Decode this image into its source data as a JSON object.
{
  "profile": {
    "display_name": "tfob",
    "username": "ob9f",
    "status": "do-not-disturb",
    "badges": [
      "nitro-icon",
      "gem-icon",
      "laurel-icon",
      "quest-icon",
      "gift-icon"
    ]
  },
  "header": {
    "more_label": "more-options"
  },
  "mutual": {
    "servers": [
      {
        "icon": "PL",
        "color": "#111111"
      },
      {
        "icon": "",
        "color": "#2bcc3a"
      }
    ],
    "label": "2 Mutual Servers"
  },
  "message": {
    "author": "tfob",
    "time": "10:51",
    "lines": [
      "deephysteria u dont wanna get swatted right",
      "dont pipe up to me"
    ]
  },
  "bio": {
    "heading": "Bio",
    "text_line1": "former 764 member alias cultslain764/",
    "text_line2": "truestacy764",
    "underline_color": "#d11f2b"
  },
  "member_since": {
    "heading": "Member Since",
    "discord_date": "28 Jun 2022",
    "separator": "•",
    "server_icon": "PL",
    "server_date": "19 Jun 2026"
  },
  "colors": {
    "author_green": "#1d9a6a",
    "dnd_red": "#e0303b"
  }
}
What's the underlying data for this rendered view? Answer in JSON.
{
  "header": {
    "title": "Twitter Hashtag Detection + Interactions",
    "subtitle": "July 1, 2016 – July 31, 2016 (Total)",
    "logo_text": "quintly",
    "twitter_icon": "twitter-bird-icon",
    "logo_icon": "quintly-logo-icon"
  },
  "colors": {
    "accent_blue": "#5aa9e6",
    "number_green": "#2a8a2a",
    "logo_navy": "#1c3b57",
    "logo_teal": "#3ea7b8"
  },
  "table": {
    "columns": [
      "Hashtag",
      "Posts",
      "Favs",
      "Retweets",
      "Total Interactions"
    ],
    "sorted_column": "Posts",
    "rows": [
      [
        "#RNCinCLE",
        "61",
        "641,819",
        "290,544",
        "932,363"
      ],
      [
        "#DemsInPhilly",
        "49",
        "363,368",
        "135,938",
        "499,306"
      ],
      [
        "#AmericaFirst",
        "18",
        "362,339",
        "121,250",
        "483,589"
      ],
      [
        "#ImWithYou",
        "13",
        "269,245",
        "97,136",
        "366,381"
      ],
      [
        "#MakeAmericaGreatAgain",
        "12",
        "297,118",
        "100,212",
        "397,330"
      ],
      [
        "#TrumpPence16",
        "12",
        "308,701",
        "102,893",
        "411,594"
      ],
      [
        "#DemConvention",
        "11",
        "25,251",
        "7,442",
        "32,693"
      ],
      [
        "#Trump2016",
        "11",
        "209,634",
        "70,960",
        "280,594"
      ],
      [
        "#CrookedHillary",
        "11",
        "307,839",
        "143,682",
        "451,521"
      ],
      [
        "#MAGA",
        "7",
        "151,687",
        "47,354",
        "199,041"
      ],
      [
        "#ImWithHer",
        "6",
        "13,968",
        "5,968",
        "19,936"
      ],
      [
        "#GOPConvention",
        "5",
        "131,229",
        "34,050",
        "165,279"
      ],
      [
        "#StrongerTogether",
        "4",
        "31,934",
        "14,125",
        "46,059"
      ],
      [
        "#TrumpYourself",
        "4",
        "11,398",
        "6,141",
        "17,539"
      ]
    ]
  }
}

| WHAT THE EXERCISE ASKS |
Look through the entries and find each line that has the string "dont". Copy those lines.

| OUTPUT OF THE TASK |
      "deephysteria u dont wanna get swatted right",
      "dont pipe up to me"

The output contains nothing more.